-- Data lines start --
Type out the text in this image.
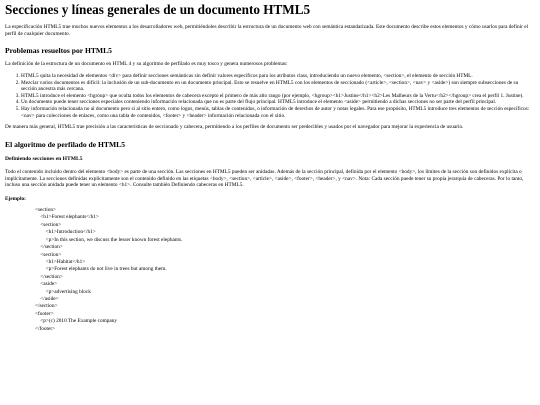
Secciones y líneas generales de un documento HTML5

La especificación HTML5 trae muchos nuevos elementos a los desarrolladores web, permitiéndoles describir la estructura de un documento web con semántica estandarizada. Este documento describe estos elementos y cómo usarlos para definir el perfil de cualquier documento.

Problemas resueltos por HTML5

La definición de la estructura de un documento en HTML 4 y su algoritmo de perfilado es muy tosco y genera numerosos problemas:

1. HTML5 quita la necesidad de elementos <div> para definir secciones semánticas sin definir valores específicos para los atributos class, introduciendo un nuevo elemento, <section>, el elemento de sección HTML.
2. Mezclar varios documentos es difícil: la inclusión de un sub-documento en un documento principal. Esto se resuelve en HTML5 con los elementos de seccionado (<article>, <section>, <nav> y <aside>) son siempre subsecciones de su sección ancestra más cercana.
3. HTML5 introduce el elemento <hgroup> que oculta todos los elementos de cabecera excepto el primero de más alto rango (por ejemplo, <hgroup><h1>Justine</h1><h2>Les Malheurs de la Vertu</h2></hgroup> crea el perfil 1. Justine).
4. Un documento puede tener secciones especiales conteniendo información relacionada que no es parte del flujo principal. HTML5 introduce el elemento <aside> permitiendo a dichas secciones no ser parte del perfil principal.
5. Hay información relacionada no al documento pero sí al sitio entero, como logos, menús, tablas de contenidos, o información de derechos de autor y notas legales. Para ese propósito, HTML5 introduce tres elementos de sección específicos: <nav> para colecciones de enlaces, como una tabla de contenidos, <footer> y <header> información relacionada con el sitio.

De manera más general, HTML5 trae precisión a las características de seccionado y cabecera, permitiendo a los perfiles de documento ser predecibles y usados por el navegador para mejorar la experiencia de usuario.

El algoritmo de perfilado de HTML5
Definiendo secciones en HTML5

Todo el contenido incluido dentro del elemento <body> es parte de una sección. Las secciones en HTML5 pueden ser anidadas. Además de la sección principal, definida por el elemento <body>, los límites de la sección son definidos explícita o implícitamente. La secciones definidas explícitamente son el contenido definido en las etiquetas <body>, <section>, <article>, <aside>, <footer>, <header>, y <nav>. Nota: Cada sección puede tener su propia jerarquía de cabeceras. Por lo tanto, incluso una sección anidada puede tener un elemento <h1>. Consulte también Definiendo cabeceras en HTML5.

Ejemplo:
<section>
<h1>Forest elephants</h1>
<section>
<h1>Introduction</h1>
<p>In this section, we discuss the lesser known forest elephants.
</section>
<section>
<h1>Habitat</h1>
<p>Forest elephants do not live in trees but among them.
</section>
<aside>
<p>advertising block
</aside>
</section>
<footer>
<p>(c) 2010 The Example company
</footer>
-- Data lines end --
> Set problem
Pick out, from the lines above, every one that contains the string "this".

> Reply to the exercise
Type out the text in this image.
<p>In this section, we discuss the lesser known forest elephants.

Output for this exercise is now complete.